### [DATA ENTRIES]
★ ★ ★ ★

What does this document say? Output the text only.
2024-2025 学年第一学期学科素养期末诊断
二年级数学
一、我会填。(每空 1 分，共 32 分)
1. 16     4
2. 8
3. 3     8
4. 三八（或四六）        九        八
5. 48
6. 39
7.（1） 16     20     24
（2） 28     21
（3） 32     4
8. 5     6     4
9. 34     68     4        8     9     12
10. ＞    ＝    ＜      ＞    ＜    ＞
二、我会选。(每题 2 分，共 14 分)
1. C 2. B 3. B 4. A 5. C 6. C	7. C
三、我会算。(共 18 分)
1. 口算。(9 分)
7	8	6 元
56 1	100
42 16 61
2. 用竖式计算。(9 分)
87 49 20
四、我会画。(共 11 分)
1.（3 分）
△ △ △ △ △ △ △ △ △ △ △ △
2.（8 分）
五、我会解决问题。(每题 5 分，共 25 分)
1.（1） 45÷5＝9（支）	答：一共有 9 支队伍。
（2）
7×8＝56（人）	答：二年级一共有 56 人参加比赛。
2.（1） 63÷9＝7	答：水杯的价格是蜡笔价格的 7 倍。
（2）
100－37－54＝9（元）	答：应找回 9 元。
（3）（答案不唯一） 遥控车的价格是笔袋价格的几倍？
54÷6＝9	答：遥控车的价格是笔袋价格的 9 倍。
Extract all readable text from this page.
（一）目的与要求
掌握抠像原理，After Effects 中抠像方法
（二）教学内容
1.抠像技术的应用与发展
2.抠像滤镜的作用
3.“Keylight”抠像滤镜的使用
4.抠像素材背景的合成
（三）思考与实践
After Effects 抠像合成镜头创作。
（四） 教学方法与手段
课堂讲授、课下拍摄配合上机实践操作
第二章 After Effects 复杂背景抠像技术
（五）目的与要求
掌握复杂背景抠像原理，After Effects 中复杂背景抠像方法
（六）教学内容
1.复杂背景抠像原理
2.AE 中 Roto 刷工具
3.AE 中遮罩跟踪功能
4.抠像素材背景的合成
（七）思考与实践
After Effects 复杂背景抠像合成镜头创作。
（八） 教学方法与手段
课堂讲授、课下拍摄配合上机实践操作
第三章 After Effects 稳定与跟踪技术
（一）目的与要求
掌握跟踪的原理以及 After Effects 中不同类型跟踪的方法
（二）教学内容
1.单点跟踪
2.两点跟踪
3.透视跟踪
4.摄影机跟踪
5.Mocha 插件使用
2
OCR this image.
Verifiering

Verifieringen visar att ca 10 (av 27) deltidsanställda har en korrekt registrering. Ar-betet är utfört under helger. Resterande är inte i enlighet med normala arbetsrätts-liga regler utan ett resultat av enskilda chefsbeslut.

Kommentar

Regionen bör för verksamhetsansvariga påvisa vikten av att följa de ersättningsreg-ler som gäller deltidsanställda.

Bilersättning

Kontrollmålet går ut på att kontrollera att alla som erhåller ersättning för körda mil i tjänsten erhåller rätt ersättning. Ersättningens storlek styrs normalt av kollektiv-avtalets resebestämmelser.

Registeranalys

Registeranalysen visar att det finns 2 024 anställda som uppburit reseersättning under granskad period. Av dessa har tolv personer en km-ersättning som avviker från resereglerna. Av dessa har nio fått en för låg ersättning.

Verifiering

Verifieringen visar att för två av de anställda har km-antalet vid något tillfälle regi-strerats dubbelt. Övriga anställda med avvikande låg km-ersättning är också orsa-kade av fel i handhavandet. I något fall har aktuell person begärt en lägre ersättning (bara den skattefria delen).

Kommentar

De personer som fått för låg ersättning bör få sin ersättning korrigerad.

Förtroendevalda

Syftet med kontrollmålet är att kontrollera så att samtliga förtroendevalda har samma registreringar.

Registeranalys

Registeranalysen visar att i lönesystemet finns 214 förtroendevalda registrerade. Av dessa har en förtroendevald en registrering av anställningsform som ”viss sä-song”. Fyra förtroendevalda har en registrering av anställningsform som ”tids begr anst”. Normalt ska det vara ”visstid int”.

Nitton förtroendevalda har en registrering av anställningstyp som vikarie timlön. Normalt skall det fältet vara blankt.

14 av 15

★ ★ ★ ★

Show the data once more, exactly as it was written.

What does this document say? Output the text only.
2024-2025 学年第一学期学科素养期末诊断
二年级数学
一、我会填。(每空 1 分，共 32 分)
1. 16     4
2. 8
3. 3     8
4. 三八（或四六）        九        八
5. 48
6. 39
7.（1） 16     20     24
（2） 28     21
（3） 32     4
8. 5     6     4
9. 34     68     4        8     9     12
10. ＞    ＝    ＜      ＞    ＜    ＞
二、我会选。(每题 2 分，共 14 分)
1. C 2. B 3. B 4. A 5. C 6. C	7. C
三、我会算。(共 18 分)
1. 口算。(9 分)
7	8	6 元
56 1	100
42 16 61
2. 用竖式计算。(9 分)
87 49 20
四、我会画。(共 11 分)
1.（3 分）
△ △ △ △ △ △ △ △ △ △ △ △
2.（8 分）
五、我会解决问题。(每题 5 分，共 25 分)
1.（1） 45÷5＝9（支）	答：一共有 9 支队伍。
（2）
7×8＝56（人）	答：二年级一共有 56 人参加比赛。
2.（1） 63÷9＝7	答：水杯的价格是蜡笔价格的 7 倍。
（2）
100－37－54＝9（元）	答：应找回 9 元。
（3）（答案不唯一） 遥控车的价格是笔袋价格的几倍？
54÷6＝9	答：遥控车的价格是笔袋价格的 9 倍。
Extract all readable text from this page.
（一）目的与要求
掌握抠像原理，After Effects 中抠像方法
（二）教学内容
1.抠像技术的应用与发展
2.抠像滤镜的作用
3.“Keylight”抠像滤镜的使用
4.抠像素材背景的合成
（三）思考与实践
After Effects 抠像合成镜头创作。
（四） 教学方法与手段
课堂讲授、课下拍摄配合上机实践操作
第二章 After Effects 复杂背景抠像技术
（五）目的与要求
掌握复杂背景抠像原理，After Effects 中复杂背景抠像方法
（六）教学内容
1.复杂背景抠像原理
2.AE 中 Roto 刷工具
3.AE 中遮罩跟踪功能
4.抠像素材背景的合成
（七）思考与实践
After Effects 复杂背景抠像合成镜头创作。
（八） 教学方法与手段
课堂讲授、课下拍摄配合上机实践操作
第三章 After Effects 稳定与跟踪技术
（一）目的与要求
掌握跟踪的原理以及 After Effects 中不同类型跟踪的方法
（二）教学内容
1.单点跟踪
2.两点跟踪
3.透视跟踪
4.摄影机跟踪
5.Mocha 插件使用
2
OCR this image.
Verifiering

Verifieringen visar att ca 10 (av 27) deltidsanställda har en korrekt registrering. Ar-betet är utfört under helger. Resterande är inte i enlighet med normala arbetsrätts-liga regler utan ett resultat av enskilda chefsbeslut.

Kommentar

Regionen bör för verksamhetsansvariga påvisa vikten av att följa de ersättningsreg-ler som gäller deltidsanställda.

Bilersättning

Kontrollmålet går ut på att kontrollera att alla som erhåller ersättning för körda mil i tjänsten erhåller rätt ersättning. Ersättningens storlek styrs normalt av kollektiv-avtalets resebestämmelser.

Registeranalys

Registeranalysen visar att det finns 2 024 anställda som uppburit reseersättning under granskad period. Av dessa har tolv personer en km-ersättning som avviker från resereglerna. Av dessa har nio fått en för låg ersättning.

Verifiering

Verifieringen visar att för två av de anställda har km-antalet vid något tillfälle regi-strerats dubbelt. Övriga anställda med avvikande låg km-ersättning är också orsa-kade av fel i handhavandet. I något fall har aktuell person begärt en lägre ersättning (bara den skattefria delen).

Kommentar

De personer som fått för låg ersättning bör få sin ersättning korrigerad.

Förtroendevalda

Syftet med kontrollmålet är att kontrollera så att samtliga förtroendevalda har samma registreringar.

Registeranalys

Registeranalysen visar att i lönesystemet finns 214 förtroendevalda registrerade. Av dessa har en förtroendevald en registrering av anställningsform som ”viss sä-song”. Fyra förtroendevalda har en registrering av anställningsform som ”tids begr anst”. Normalt ska det vara ”visstid int”.

Nitton förtroendevalda har en registrering av anställningstyp som vikarie timlön. Normalt skall det fältet vara blankt.

14 av 15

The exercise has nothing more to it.